***** Stored records *****

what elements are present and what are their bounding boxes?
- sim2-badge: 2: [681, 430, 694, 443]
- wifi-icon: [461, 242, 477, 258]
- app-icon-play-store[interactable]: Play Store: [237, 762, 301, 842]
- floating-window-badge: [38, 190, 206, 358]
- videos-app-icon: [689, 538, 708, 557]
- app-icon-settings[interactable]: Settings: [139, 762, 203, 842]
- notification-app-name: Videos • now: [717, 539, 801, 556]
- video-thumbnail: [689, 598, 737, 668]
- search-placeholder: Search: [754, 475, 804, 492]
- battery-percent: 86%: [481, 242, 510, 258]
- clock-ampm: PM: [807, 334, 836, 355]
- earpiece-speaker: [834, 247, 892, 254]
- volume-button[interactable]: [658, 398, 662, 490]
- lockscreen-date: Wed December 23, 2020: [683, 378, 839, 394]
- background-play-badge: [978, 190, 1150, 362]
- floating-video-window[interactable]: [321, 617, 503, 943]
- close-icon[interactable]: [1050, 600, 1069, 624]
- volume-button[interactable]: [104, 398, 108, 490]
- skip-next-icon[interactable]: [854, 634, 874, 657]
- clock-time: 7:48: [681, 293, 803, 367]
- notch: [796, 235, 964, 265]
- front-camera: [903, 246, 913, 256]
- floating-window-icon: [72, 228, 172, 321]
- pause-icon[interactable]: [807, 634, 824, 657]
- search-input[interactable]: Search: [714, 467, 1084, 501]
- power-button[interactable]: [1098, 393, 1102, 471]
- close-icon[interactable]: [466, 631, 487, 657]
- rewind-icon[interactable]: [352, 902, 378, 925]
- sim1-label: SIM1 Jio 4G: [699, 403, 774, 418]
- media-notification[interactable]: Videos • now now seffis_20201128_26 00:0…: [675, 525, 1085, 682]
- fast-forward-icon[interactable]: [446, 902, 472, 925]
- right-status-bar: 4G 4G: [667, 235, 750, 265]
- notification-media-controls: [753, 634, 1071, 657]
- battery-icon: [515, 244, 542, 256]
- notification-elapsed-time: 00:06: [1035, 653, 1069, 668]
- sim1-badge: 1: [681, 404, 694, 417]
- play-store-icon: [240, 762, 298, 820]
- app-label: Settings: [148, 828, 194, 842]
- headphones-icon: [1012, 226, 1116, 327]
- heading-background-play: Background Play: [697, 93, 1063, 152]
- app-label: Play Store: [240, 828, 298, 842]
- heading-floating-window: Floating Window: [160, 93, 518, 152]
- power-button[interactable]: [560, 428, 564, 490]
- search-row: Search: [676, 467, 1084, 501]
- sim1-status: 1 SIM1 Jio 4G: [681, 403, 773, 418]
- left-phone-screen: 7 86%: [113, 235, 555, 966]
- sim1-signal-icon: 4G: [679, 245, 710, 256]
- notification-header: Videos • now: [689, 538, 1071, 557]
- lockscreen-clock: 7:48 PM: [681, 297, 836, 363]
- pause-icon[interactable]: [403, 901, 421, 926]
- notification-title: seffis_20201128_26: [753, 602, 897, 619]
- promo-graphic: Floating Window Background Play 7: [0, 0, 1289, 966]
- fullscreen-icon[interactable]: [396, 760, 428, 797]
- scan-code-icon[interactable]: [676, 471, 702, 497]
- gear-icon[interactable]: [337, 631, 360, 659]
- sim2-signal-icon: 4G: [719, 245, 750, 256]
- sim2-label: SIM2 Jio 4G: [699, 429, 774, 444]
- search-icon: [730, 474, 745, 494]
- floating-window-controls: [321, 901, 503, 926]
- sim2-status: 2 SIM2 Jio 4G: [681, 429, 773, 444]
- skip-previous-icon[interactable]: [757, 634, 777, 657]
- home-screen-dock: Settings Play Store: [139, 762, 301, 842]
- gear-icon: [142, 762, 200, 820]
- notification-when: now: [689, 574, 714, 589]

*****

How many lines of the entries above contain the string "button", with case taken into account? Reply with the number alone.

Correct output:
4